* _DIRECTIONS_:
Extract each line holding the word "support" from the entries.

* _THE DATA_:

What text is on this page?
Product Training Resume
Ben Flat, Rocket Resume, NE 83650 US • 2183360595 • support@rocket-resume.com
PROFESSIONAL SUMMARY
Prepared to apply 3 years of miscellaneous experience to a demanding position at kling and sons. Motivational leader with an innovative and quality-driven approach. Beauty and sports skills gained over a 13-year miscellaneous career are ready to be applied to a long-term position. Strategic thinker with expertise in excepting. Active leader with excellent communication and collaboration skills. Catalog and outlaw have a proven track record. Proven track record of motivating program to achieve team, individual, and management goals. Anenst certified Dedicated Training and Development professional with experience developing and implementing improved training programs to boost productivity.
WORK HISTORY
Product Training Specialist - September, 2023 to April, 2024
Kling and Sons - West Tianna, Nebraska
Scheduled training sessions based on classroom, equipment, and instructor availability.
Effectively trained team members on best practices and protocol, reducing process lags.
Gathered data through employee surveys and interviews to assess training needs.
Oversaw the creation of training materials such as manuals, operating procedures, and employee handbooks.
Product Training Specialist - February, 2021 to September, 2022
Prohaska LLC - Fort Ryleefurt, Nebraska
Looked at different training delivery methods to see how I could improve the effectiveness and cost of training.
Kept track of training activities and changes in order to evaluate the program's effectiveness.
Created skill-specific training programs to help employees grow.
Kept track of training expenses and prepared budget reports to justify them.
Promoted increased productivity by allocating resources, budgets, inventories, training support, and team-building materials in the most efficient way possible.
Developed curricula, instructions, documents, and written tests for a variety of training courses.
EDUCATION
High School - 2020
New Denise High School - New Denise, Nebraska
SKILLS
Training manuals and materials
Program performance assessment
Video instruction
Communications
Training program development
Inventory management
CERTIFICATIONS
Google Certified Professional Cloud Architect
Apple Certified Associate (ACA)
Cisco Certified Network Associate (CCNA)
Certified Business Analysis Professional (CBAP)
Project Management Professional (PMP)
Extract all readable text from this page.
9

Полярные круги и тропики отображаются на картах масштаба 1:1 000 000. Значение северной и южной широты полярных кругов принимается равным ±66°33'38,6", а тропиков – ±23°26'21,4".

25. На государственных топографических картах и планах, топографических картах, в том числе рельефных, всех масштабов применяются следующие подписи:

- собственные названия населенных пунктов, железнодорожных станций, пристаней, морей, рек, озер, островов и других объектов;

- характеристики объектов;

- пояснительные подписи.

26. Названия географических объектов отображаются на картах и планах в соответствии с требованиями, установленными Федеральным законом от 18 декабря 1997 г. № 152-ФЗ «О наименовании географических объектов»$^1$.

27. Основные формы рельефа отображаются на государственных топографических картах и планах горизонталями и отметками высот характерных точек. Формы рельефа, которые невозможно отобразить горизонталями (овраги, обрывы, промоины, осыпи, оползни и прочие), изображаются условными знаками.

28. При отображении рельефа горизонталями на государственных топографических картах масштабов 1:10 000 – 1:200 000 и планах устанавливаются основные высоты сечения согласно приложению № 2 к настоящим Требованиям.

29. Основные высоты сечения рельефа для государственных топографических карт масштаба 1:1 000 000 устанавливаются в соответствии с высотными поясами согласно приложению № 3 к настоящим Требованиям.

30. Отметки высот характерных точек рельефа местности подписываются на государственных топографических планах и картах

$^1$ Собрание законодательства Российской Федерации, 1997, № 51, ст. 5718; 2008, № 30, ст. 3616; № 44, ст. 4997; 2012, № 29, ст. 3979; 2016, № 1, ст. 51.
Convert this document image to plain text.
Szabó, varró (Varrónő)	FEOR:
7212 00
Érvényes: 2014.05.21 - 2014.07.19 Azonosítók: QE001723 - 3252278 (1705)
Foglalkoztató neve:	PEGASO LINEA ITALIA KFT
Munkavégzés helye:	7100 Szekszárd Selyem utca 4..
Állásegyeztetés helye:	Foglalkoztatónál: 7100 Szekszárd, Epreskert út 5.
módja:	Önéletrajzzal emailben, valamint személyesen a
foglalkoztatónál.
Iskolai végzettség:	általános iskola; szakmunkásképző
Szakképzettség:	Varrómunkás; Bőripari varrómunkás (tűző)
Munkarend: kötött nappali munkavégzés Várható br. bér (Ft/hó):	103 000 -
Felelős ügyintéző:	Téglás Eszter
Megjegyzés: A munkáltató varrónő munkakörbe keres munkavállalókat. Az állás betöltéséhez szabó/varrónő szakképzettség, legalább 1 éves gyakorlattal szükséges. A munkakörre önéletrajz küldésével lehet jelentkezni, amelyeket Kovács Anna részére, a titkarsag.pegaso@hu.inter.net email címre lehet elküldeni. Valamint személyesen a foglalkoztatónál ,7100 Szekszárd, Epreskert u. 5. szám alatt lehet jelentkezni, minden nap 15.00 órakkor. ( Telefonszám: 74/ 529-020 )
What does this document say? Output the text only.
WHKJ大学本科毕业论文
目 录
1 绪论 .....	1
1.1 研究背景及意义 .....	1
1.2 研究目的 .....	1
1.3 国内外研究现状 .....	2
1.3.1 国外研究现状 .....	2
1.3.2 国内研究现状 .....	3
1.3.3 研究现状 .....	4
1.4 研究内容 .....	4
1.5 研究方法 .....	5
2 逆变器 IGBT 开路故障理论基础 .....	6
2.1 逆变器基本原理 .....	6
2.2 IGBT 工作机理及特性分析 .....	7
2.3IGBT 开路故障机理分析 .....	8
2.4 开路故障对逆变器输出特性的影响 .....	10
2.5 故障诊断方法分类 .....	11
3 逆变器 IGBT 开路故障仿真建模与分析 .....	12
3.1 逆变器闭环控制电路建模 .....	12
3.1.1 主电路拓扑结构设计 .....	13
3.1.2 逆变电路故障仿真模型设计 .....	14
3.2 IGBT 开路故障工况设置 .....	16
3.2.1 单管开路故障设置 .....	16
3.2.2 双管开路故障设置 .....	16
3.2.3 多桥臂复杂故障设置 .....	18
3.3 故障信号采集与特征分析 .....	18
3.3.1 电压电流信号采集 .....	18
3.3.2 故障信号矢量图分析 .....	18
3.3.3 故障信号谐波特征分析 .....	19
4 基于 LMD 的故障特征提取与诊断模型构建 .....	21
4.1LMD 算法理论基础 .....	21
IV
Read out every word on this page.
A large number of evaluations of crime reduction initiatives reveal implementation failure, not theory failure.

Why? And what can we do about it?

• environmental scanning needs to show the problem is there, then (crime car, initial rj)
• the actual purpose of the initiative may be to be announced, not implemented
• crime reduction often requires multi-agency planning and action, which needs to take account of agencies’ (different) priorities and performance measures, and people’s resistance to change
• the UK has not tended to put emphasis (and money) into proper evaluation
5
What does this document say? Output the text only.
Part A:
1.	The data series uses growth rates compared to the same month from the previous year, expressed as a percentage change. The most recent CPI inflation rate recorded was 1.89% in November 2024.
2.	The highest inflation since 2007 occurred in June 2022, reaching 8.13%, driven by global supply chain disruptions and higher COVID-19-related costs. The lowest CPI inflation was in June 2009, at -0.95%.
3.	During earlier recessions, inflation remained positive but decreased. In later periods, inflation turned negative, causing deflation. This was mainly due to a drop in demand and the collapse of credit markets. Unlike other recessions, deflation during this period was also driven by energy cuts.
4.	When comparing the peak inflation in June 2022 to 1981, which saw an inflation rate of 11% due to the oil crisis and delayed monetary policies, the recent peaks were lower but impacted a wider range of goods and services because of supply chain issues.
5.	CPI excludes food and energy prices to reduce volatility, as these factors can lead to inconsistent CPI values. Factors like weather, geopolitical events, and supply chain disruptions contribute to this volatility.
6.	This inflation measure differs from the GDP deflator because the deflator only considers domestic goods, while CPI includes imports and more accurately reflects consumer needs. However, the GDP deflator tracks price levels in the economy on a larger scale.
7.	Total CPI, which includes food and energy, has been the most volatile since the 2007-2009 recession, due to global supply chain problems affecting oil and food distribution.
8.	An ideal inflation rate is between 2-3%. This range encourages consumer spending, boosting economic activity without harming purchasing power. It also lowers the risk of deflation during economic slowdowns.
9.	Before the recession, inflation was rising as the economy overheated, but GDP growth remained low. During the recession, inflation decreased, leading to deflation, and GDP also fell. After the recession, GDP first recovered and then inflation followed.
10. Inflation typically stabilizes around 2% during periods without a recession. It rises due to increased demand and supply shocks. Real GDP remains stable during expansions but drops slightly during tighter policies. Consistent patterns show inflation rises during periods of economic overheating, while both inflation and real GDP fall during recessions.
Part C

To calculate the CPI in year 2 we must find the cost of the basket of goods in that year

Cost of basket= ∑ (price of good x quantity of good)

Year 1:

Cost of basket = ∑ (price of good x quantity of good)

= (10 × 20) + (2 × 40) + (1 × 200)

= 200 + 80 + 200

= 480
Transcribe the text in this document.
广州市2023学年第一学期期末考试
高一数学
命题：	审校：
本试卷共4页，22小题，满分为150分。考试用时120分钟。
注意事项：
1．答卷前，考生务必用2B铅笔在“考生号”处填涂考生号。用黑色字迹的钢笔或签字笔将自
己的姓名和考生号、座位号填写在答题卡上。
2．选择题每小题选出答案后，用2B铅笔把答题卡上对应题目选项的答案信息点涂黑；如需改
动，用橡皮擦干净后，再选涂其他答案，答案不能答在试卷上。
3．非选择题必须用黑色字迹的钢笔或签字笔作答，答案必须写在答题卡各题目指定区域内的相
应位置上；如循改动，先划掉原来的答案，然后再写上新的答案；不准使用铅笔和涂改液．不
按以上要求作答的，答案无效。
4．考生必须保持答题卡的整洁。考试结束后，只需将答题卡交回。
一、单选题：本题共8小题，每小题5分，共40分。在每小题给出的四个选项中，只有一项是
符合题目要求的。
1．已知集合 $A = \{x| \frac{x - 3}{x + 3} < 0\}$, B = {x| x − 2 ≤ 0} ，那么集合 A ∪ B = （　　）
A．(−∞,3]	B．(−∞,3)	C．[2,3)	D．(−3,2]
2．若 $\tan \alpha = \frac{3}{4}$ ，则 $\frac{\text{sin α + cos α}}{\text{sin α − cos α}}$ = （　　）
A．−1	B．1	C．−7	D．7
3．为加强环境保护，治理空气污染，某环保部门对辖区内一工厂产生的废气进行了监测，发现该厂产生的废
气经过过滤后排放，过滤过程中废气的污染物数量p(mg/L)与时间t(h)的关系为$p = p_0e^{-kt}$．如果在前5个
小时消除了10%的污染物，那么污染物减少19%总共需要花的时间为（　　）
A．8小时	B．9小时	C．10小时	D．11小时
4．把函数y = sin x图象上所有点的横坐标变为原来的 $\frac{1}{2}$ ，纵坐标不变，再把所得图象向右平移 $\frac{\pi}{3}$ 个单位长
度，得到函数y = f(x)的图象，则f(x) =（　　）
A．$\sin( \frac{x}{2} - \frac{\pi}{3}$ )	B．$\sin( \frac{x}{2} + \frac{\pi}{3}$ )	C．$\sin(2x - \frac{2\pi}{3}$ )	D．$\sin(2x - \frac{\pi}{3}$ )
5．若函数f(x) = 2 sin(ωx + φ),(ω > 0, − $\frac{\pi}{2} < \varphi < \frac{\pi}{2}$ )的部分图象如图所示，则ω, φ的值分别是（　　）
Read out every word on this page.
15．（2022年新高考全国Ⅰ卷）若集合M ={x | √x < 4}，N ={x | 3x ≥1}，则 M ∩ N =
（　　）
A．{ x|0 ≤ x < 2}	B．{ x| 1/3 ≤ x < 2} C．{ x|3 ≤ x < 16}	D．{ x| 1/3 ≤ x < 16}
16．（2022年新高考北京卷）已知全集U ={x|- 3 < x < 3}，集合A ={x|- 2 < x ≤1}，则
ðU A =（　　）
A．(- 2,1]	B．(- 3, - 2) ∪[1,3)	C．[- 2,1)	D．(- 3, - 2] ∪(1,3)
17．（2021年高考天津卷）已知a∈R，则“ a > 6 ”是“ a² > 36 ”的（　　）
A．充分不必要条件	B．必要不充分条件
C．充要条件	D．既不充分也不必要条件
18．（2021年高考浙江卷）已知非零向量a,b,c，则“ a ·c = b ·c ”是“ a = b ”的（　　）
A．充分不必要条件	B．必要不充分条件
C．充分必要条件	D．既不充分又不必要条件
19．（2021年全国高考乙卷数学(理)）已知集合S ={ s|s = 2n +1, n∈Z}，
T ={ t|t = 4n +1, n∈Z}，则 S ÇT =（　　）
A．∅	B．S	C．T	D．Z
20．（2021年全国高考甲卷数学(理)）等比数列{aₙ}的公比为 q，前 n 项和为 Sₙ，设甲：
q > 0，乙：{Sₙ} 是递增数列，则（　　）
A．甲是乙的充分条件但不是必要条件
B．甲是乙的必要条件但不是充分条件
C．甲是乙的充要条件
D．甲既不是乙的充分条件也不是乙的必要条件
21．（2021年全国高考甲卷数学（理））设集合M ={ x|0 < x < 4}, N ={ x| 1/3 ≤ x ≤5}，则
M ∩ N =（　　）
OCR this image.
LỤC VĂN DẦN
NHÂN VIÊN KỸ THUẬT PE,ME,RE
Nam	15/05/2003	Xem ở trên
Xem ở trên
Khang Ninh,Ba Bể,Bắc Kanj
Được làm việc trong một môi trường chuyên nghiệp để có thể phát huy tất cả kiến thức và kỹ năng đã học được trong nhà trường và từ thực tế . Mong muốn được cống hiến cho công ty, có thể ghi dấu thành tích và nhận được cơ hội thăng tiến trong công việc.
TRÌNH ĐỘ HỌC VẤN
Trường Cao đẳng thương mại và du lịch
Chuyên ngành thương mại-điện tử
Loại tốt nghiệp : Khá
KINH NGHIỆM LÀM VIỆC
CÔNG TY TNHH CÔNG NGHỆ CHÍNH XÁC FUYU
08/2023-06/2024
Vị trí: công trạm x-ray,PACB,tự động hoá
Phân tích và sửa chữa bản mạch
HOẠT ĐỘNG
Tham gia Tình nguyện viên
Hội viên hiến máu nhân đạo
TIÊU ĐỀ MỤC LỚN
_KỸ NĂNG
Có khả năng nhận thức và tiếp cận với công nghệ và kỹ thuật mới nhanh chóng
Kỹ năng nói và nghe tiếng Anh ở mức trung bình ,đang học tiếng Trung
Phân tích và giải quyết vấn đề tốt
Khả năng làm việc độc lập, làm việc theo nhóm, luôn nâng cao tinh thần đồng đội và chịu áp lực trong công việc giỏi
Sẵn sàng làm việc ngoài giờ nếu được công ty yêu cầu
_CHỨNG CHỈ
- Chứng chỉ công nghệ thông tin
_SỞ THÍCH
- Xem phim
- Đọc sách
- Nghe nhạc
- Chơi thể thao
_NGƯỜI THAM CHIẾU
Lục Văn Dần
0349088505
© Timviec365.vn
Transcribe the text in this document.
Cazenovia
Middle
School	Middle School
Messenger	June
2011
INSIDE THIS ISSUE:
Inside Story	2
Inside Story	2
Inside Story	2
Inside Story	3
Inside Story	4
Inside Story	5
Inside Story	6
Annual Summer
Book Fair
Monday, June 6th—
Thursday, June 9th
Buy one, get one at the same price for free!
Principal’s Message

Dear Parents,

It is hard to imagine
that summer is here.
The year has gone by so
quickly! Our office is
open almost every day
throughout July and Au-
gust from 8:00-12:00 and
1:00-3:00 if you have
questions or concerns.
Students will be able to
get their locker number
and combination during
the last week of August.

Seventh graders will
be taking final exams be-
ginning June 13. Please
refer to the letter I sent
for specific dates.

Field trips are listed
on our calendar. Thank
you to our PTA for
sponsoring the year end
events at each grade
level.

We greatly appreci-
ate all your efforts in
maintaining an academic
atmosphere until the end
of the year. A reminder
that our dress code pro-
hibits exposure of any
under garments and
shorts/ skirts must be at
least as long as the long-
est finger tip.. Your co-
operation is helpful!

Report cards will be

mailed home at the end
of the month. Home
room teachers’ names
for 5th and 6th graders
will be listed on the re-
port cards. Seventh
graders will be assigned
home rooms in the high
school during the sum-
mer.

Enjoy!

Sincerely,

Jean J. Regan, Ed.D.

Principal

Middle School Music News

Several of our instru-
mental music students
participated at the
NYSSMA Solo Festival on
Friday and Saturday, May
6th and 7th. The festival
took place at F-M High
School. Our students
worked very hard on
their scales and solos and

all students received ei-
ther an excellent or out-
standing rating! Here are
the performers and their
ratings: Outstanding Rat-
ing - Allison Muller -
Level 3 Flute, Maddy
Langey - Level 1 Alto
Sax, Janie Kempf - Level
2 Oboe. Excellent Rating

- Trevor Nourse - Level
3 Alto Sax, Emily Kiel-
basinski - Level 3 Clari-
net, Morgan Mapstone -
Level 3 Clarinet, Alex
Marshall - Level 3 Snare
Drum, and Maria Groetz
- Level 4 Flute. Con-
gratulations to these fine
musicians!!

* _WRITTEN ANSWER_:
Ben Flat, Rocket Resume, NE 83650 US • 2183360595 • support@rocket-resume.com
Promoted increased productivity by allocating resources, budgets, inventories, training support, and team-building materials in the most efficient way possible.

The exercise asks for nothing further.